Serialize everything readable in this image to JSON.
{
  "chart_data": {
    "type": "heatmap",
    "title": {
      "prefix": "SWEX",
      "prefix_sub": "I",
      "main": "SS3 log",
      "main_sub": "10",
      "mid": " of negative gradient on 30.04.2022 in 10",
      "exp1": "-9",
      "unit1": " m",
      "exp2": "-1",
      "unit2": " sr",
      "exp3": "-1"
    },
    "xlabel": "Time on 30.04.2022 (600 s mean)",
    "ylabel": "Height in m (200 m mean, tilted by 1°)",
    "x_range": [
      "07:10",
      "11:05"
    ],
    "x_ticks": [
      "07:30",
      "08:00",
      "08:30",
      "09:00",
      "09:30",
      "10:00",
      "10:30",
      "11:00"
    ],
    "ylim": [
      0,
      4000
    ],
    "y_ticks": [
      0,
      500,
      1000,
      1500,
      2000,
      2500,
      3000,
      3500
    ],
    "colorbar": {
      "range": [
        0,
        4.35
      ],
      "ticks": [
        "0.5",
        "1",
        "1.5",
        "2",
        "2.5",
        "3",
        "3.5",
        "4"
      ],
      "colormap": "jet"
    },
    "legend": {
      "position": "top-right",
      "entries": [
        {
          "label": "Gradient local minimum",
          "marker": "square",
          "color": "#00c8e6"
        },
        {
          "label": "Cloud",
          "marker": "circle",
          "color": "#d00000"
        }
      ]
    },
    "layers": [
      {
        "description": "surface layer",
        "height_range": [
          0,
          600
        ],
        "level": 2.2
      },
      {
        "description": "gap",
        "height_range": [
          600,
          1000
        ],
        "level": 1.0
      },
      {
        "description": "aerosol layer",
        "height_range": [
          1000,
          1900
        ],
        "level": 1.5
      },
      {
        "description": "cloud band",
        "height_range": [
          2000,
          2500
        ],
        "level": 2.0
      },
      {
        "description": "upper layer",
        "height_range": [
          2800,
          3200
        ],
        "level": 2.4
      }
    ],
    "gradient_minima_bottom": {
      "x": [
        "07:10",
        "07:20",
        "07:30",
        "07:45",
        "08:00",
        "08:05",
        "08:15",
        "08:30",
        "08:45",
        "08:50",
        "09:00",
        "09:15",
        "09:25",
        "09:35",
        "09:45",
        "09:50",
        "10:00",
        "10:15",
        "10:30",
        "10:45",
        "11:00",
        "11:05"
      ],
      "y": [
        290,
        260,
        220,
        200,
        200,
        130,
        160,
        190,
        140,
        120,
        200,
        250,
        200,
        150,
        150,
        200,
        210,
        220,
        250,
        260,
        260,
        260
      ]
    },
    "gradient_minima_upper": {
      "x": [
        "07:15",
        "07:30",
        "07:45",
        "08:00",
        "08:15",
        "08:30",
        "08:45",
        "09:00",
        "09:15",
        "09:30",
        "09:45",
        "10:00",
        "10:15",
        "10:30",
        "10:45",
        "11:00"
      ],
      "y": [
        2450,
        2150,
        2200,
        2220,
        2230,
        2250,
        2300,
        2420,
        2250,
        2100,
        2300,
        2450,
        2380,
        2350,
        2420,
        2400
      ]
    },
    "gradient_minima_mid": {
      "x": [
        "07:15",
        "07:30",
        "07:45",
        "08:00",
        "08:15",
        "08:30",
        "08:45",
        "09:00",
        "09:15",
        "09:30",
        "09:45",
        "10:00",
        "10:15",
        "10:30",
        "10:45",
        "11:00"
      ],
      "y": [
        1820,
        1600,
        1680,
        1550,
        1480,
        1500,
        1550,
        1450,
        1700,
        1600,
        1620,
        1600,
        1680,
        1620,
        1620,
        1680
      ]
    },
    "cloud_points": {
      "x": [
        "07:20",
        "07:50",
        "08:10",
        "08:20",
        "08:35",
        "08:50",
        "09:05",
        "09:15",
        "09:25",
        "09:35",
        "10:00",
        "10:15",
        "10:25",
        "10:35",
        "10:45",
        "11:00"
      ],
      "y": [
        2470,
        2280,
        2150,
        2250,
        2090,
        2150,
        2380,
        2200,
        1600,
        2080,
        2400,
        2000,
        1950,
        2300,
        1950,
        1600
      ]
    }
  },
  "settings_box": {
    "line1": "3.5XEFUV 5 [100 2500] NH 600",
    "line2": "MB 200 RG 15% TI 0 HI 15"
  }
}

DIRECTION
Your task is to reproduce all of the records exactly.

WORKED ANSWER
Serialize everything readable in this image to JSON.
{
  "chart_data": {
    "type": "heatmap",
    "title": {
      "prefix": "SWEX",
      "prefix_sub": "I",
      "main": "SS3 log",
      "main_sub": "10",
      "mid": " of negative gradient on 30.04.2022 in 10",
      "exp1": "-9",
      "unit1": " m",
      "exp2": "-1",
      "unit2": " sr",
      "exp3": "-1"
    },
    "xlabel": "Time on 30.04.2022 (600 s mean)",
    "ylabel": "Height in m (200 m mean, tilted by 1°)",
    "x_range": [
      "07:10",
      "11:05"
    ],
    "x_ticks": [
      "07:30",
      "08:00",
      "08:30",
      "09:00",
      "09:30",
      "10:00",
      "10:30",
      "11:00"
    ],
    "ylim": [
      0,
      4000
    ],
    "y_ticks": [
      0,
      500,
      1000,
      1500,
      2000,
      2500,
      3000,
      3500
    ],
    "colorbar": {
      "range": [
        0,
        4.35
      ],
      "ticks": [
        "0.5",
        "1",
        "1.5",
        "2",
        "2.5",
        "3",
        "3.5",
        "4"
      ],
      "colormap": "jet"
    },
    "legend": {
      "position": "top-right",
      "entries": [
        {
          "label": "Gradient local minimum",
          "marker": "square",
          "color": "#00c8e6"
        },
        {
          "label": "Cloud",
          "marker": "circle",
          "color": "#d00000"
        }
      ]
    },
    "layers": [
      {
        "description": "surface layer",
        "height_range": [
          0,
          600
        ],
        "level": 2.2
      },
      {
        "description": "gap",
        "height_range": [
          600,
          1000
        ],
        "level": 1.0
      },
      {
        "description": "aerosol layer",
        "height_range": [
          1000,
          1900
        ],
        "level": 1.5
      },
      {
        "description": "cloud band",
        "height_range": [
          2000,
          2500
        ],
        "level": 2.0
      },
      {
        "description": "upper layer",
        "height_range": [
          2800,
          3200
        ],
        "level": 2.4
      }
    ],
    "gradient_minima_bottom": {
      "x": [
        "07:10",
        "07:20",
        "07:30",
        "07:45",
        "08:00",
        "08:05",
        "08:15",
        "08:30",
        "08:45",
        "08:50",
        "09:00",
        "09:15",
        "09:25",
        "09:35",
        "09:45",
        "09:50",
        "10:00",
        "10:15",
        "10:30",
        "10:45",
        "11:00",
        "11:05"
      ],
      "y": [
        290,
        260,
        220,
        200,
        200,
        130,
        160,
        190,
        140,
        120,
        200,
        250,
        200,
        150,
        150,
        200,
        210,
        220,
        250,
        260,
        260,
        260
      ]
    },
    "gradient_minima_upper": {
      "x": [
        "07:15",
        "07:30",
        "07:45",
        "08:00",
        "08:15",
        "08:30",
        "08:45",
        "09:00",
        "09:15",
        "09:30",
        "09:45",
        "10:00",
        "10:15",
        "10:30",
        "10:45",
        "11:00"
      ],
      "y": [
        2450,
        2150,
        2200,
        2220,
        2230,
        2250,
        2300,
        2420,
        2250,
        2100,
        2300,
        2450,
        2380,
        2350,
        2420,
        2400
      ]
    },
    "gradient_minima_mid": {
      "x": [
        "07:15",
        "07:30",
        "07:45",
        "08:00",
        "08:15",
        "08:30",
        "08:45",
        "09:00",
        "09:15",
        "09:30",
        "09:45",
        "10:00",
        "10:15",
        "10:30",
        "10:45",
        "11:00"
      ],
      "y": [
        1820,
        1600,
        1680,
        1550,
        1480,
        1500,
        1550,
        1450,
        1700,
        1600,
        1620,
        1600,
        1680,
        1620,
        1620,
        1680
      ]
    },
    "cloud_points": {
      "x": [
        "07:20",
        "07:50",
        "08:10",
        "08:20",
        "08:35",
        "08:50",
        "09:05",
        "09:15",
        "09:25",
        "09:35",
        "10:00",
        "10:15",
        "10:25",
        "10:35",
        "10:45",
        "11:00"
      ],
      "y": [
        2470,
        2280,
        2150,
        2250,
        2090,
        2150,
        2380,
        2200,
        1600,
        2080,
        2400,
        2000,
        1950,
        2300,
        1950,
        1600
      ]
    }
  },
  "settings_box": {
    "line1": "3.5XEFUV 5 [100 2500] NH 600",
    "line2": "MB 200 RG 15% TI 0 HI 15"
  }
}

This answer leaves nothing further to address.